Pictures stay out; everything else in the records below is copied exactly.

.....

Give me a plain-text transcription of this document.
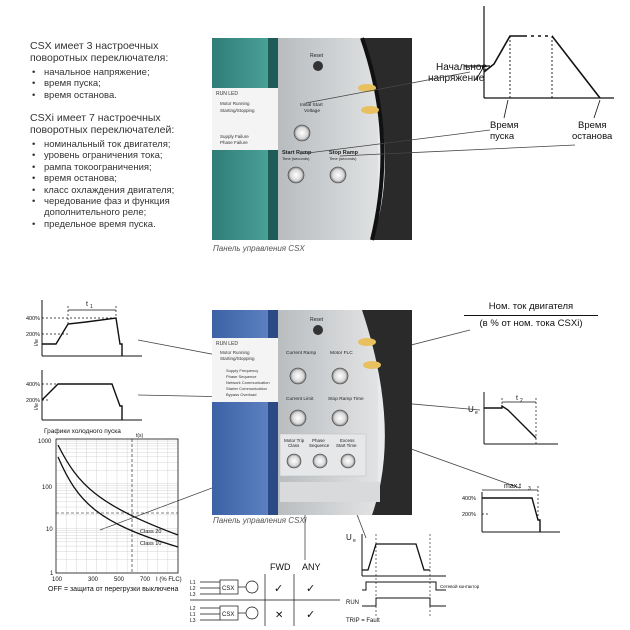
CSX имеет 3 настроечных
поворотных переключателя:
• начальное напряжение;
• время пуска;
• время останова.
CSXi имеет 7 настроечных
поворотных переключателей:
• номинальный ток двигателя;
• уровень ограничения тока;
• рампа токоограничения;
• время останова;
• класс охлаждения двигателя;
• чередование фаз и функция
дополнительного реле;
• предельное время пуска.
RUN LED
Motor Running
Starting/Stopping
Supply Failure
Phase Failure
Reset
Initial Start
Voltage
Start Ramp
Time (seconds)
Stop Ramp
Time (seconds)
Панель управления CSX
Начальное
напряжение
Время
пуска
Время
останова
RUN LED
Motor Running
Starting/Stopping
Supply Frequency
Phase Sequence
Network Communication
Starter Communication
Bypass Overload
Reset
Current Ramp	Motor FLC
Current Limit	Stop Ramp Time
Motor Trip
Class
Phase
Sequence
Excess
Start Time
Панель управления CSXi
Ном. ток двигателя
(в % от ном. тока CSXi)
t 1
400%
200%
I/Ie
400%
200%
I/Ie	U e
t 2
max t 3
400%
200%
Графики холодного пуска
t(s)
1000
100
10
1
100	300	500	700 I (% FLC)
Class 20
Class 10
OFF = защита от перегрузки выключена
FWD ANY
L1
L2
L3
CSX	✓ ✓
L2
L1
L3
CSX	✕ ✓
U e
Сетевой контактор
RUN
TRIP = Fault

.....

• **Result of the exercise**:
Give me a plain-text transcription of this document.
CSX имеет 3 настроечных
поворотных переключателя:
• начальное напряжение;
• время пуска;
• время останова.
CSXi имеет 7 настроечных
поворотных переключателей:
• номинальный ток двигателя;
• уровень ограничения тока;
• рампа токоограничения;
• время останова;
• класс охлаждения двигателя;
• чередование фаз и функция
дополнительного реле;
• предельное время пуска.
RUN LED
Motor Running
Starting/Stopping
Supply Failure
Phase Failure
Reset
Initial Start
Voltage
Start Ramp
Time (seconds)
Stop Ramp
Time (seconds)
Панель управления CSX
Начальное
напряжение
Время
пуска
Время
останова
RUN LED
Motor Running
Starting/Stopping
Supply Frequency
Phase Sequence
Network Communication
Starter Communication
Bypass Overload
Reset
Current Ramp	Motor FLC
Current Limit	Stop Ramp Time
Motor Trip
Class
Phase
Sequence
Excess
Start Time
Панель управления CSXi
Ном. ток двигателя
(в % от ном. тока CSXi)
t 1
400%
200%
I/Ie
400%
200%
I/Ie	U e
t 2
max t 3
400%
200%
Графики холодного пуска
t(s)
1000
100
10
1
100	300	500	700 I (% FLC)
Class 20
Class 10
OFF = защита от перегрузки выключена
FWD ANY
L1
L2
L3
CSX	✓ ✓
L2
L1
L3
CSX	✕ ✓
U e
Сетевой контактор
RUN
TRIP = Fault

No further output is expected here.